WHAT TO DO>
Make an exact copy of the listing below.

RECORDS PROVIDED>
>> Begin
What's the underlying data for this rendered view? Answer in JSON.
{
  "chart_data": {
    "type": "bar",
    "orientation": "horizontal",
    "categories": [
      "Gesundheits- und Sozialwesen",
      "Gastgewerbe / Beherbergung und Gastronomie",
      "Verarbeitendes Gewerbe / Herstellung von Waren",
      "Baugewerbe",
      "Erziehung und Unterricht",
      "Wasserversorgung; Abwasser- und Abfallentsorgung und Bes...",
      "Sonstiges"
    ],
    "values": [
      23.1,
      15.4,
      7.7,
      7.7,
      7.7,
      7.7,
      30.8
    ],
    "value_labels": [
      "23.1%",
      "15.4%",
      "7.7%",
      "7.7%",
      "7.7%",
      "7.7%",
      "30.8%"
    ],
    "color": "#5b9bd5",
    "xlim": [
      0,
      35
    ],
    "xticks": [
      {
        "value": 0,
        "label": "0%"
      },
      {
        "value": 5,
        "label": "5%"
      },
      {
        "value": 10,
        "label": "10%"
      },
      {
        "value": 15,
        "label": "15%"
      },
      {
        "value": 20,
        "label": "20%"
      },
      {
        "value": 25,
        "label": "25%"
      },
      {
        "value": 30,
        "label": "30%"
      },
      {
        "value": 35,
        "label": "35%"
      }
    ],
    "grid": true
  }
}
>> End
TASK OUTPUT>
What's the underlying data for this rendered view? Answer in JSON.
{
  "chart_data": {
    "type": "bar",
    "orientation": "horizontal",
    "categories": [
      "Gesundheits- und Sozialwesen",
      "Gastgewerbe / Beherbergung und Gastronomie",
      "Verarbeitendes Gewerbe / Herstellung von Waren",
      "Baugewerbe",
      "Erziehung und Unterricht",
      "Wasserversorgung; Abwasser- und Abfallentsorgung und Bes...",
      "Sonstiges"
    ],
    "values": [
      23.1,
      15.4,
      7.7,
      7.7,
      7.7,
      7.7,
      30.8
    ],
    "value_labels": [
      "23.1%",
      "15.4%",
      "7.7%",
      "7.7%",
      "7.7%",
      "7.7%",
      "30.8%"
    ],
    "color": "#5b9bd5",
    "xlim": [
      0,
      35
    ],
    "xticks": [
      {
        "value": 0,
        "label": "0%"
      },
      {
        "value": 5,
        "label": "5%"
      },
      {
        "value": 10,
        "label": "10%"
      },
      {
        "value": 15,
        "label": "15%"
      },
      {
        "value": 20,
        "label": "20%"
      },
      {
        "value": 25,
        "label": "25%"
      },
      {
        "value": 30,
        "label": "30%"
      },
      {
        "value": 35,
        "label": "35%"
      }
    ],
    "grid": true
  }
}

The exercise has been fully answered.